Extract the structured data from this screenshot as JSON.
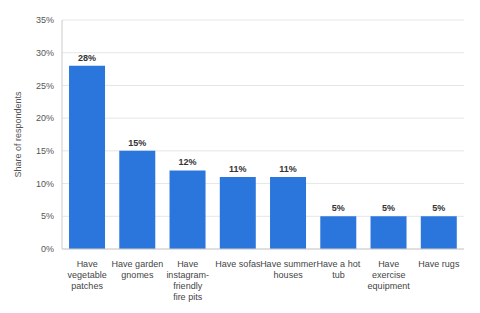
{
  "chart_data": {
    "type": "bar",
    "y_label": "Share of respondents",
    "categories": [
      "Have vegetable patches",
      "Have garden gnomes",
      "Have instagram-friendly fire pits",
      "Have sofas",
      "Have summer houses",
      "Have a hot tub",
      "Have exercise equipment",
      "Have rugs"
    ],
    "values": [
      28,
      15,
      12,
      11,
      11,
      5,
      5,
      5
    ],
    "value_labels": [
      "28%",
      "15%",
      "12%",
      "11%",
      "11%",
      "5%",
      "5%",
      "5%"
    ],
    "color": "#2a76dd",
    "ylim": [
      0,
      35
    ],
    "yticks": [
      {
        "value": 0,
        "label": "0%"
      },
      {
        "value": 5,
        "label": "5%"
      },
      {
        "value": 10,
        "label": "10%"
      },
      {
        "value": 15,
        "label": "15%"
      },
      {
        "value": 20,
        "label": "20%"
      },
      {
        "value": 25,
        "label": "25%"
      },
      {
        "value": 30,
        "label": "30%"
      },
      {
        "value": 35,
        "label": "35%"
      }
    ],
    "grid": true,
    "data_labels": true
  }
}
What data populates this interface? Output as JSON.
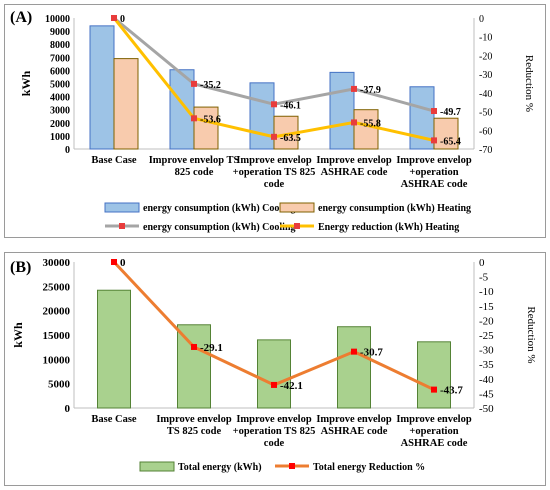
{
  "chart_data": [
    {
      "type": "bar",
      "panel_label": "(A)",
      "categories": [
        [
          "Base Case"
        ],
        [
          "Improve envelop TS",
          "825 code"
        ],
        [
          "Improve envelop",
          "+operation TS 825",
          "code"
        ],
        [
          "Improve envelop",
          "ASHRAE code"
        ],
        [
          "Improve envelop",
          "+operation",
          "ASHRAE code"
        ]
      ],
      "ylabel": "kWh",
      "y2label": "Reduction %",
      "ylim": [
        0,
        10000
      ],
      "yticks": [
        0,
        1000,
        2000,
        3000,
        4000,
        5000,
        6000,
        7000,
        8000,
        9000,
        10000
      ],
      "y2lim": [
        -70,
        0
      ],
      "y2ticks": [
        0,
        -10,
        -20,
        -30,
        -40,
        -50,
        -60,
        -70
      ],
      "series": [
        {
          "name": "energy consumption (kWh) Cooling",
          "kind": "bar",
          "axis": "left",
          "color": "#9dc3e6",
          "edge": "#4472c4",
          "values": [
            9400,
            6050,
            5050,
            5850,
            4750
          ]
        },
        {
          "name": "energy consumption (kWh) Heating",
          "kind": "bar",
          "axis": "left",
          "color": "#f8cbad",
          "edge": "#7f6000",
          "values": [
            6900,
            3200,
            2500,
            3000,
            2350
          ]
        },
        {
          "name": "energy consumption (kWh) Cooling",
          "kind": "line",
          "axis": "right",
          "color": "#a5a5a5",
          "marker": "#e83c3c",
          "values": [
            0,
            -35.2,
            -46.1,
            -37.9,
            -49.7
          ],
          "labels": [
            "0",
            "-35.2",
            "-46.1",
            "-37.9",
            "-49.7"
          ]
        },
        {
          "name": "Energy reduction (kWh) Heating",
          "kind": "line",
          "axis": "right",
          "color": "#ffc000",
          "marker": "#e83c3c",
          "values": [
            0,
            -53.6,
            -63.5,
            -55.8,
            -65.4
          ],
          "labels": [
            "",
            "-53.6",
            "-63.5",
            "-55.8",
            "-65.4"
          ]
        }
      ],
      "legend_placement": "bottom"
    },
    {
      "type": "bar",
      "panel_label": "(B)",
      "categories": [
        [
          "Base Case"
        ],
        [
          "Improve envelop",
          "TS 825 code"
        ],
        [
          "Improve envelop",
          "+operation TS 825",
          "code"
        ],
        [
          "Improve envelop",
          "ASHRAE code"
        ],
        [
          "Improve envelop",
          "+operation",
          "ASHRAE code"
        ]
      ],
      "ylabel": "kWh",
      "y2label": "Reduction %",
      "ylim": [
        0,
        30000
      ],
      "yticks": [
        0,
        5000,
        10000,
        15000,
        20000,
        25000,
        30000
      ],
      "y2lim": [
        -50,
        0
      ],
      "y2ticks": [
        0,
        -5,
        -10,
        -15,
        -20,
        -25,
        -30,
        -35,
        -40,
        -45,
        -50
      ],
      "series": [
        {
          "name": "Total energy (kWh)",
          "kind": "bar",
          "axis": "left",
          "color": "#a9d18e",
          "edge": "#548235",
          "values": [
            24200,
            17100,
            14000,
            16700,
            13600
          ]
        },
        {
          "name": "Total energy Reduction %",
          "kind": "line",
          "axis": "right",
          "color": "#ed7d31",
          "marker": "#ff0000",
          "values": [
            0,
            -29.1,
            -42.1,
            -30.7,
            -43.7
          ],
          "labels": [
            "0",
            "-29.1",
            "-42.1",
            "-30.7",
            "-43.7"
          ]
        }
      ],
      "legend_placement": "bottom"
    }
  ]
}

What the exercise asks:
Skip every picture and transcribe the data above exactly.

Finished task:
Extract the structured data from this screenshot as JSON.
{
  "chart_data": {
    "type": "bar",
    "y_label": "Share of respondents",
    "categories": [
      "Have vegetable patches",
      "Have garden gnomes",
      "Have instagram-friendly fire pits",
      "Have sofas",
      "Have summer houses",
      "Have a hot tub",
      "Have exercise equipment",
      "Have rugs"
    ],
    "values": [
      28,
      15,
      12,
      11,
      11,
      5,
      5,
      5
    ],
    "value_labels": [
      "28%",
      "15%",
      "12%",
      "11%",
      "11%",
      "5%",
      "5%",
      "5%"
    ],
    "color": "#2a76dd",
    "ylim": [
      0,
      35
    ],
    "yticks": [
      {
        "value": 0,
        "label": "0%"
      },
      {
        "value": 5,
        "label": "5%"
      },
      {
        "value": 10,
        "label": "10%"
      },
      {
        "value": 15,
        "label": "15%"
      },
      {
        "value": 20,
        "label": "20%"
      },
      {
        "value": 25,
        "label": "25%"
      },
      {
        "value": 30,
        "label": "30%"
      },
      {
        "value": 35,
        "label": "35%"
      }
    ],
    "grid": true,
    "data_labels": true
  }
}
What data populates this interface? Output as JSON.
{
  "chart_data": [
    {
      "type": "bar",
      "panel_label": "(A)",
      "categories": [
        [
          "Base Case"
        ],
        [
          "Improve envelop TS",
          "825 code"
        ],
        [
          "Improve envelop",
          "+operation TS 825",
          "code"
        ],
        [
          "Improve envelop",
          "ASHRAE code"
        ],
        [
          "Improve envelop",
          "+operation",
          "ASHRAE code"
        ]
      ],
      "ylabel": "kWh",
      "y2label": "Reduction %",
      "ylim": [
        0,
        10000
      ],
      "yticks": [
        0,
        1000,
        2000,
        3000,
        4000,
        5000,
        6000,
        7000,
        8000,
        9000,
        10000
      ],
      "y2lim": [
        -70,
        0
      ],
      "y2ticks": [
        0,
        -10,
        -20,
        -30,
        -40,
        -50,
        -60,
        -70
      ],
      "series": [
        {
          "name": "energy consumption (kWh) Cooling",
          "kind": "bar",
          "axis": "left",
          "color": "#9dc3e6",
          "edge": "#4472c4",
          "values": [
            9400,
            6050,
            5050,
            5850,
            4750
          ]
        },
        {
          "name": "energy consumption (kWh) Heating",
          "kind": "bar",
          "axis": "left",
          "color": "#f8cbad",
          "edge": "#7f6000",
          "values": [
            6900,
            3200,
            2500,
            3000,
            2350
          ]
        },
        {
          "name": "energy consumption (kWh) Cooling",
          "kind": "line",
          "axis": "right",
          "color": "#a5a5a5",
          "marker": "#e83c3c",
          "values": [
            0,
            -35.2,
            -46.1,
            -37.9,
            -49.7
          ],
          "labels": [
            "0",
            "-35.2",
            "-46.1",
            "-37.9",
            "-49.7"
          ]
        },
        {
          "name": "Energy reduction (kWh) Heating",
          "kind": "line",
          "axis": "right",
          "color": "#ffc000",
          "marker": "#e83c3c",
          "values": [
            0,
            -53.6,
            -63.5,
            -55.8,
            -65.4
          ],
          "labels": [
            "",
            "-53.6",
            "-63.5",
            "-55.8",
            "-65.4"
          ]
        }
      ],
      "legend_placement": "bottom"
    },
    {
      "type": "bar",
      "panel_label": "(B)",
      "categories": [
        [
          "Base Case"
        ],
        [
          "Improve envelop",
          "TS 825 code"
        ],
        [
          "Improve envelop",
          "+operation TS 825",
          "code"
        ],
        [
          "Improve envelop",
          "ASHRAE code"
        ],
        [
          "Improve envelop",
          "+operation",
          "ASHRAE code"
        ]
      ],
      "ylabel": "kWh",
      "y2label": "Reduction %",
      "ylim": [
        0,
        30000
      ],
      "yticks": [
        0,
        5000,
        10000,
        15000,
        20000,
        25000,
        30000
      ],
      "y2lim": [
        -50,
        0
      ],
      "y2ticks": [
        0,
        -5,
        -10,
        -15,
        -20,
        -25,
        -30,
        -35,
        -40,
        -45,
        -50
      ],
      "series": [
        {
          "name": "Total energy (kWh)",
          "kind": "bar",
          "axis": "left",
          "color": "#a9d18e",
          "edge": "#548235",
          "values": [
            24200,
            17100,
            14000,
            16700,
            13600
          ]
        },
        {
          "name": "Total energy Reduction %",
          "kind": "line",
          "axis": "right",
          "color": "#ed7d31",
          "marker": "#ff0000",
          "values": [
            0,
            -29.1,
            -42.1,
            -30.7,
            -43.7
          ],
          "labels": [
            "0",
            "-29.1",
            "-42.1",
            "-30.7",
            "-43.7"
          ]
        }
      ],
      "legend_placement": "bottom"
    }
  ]
}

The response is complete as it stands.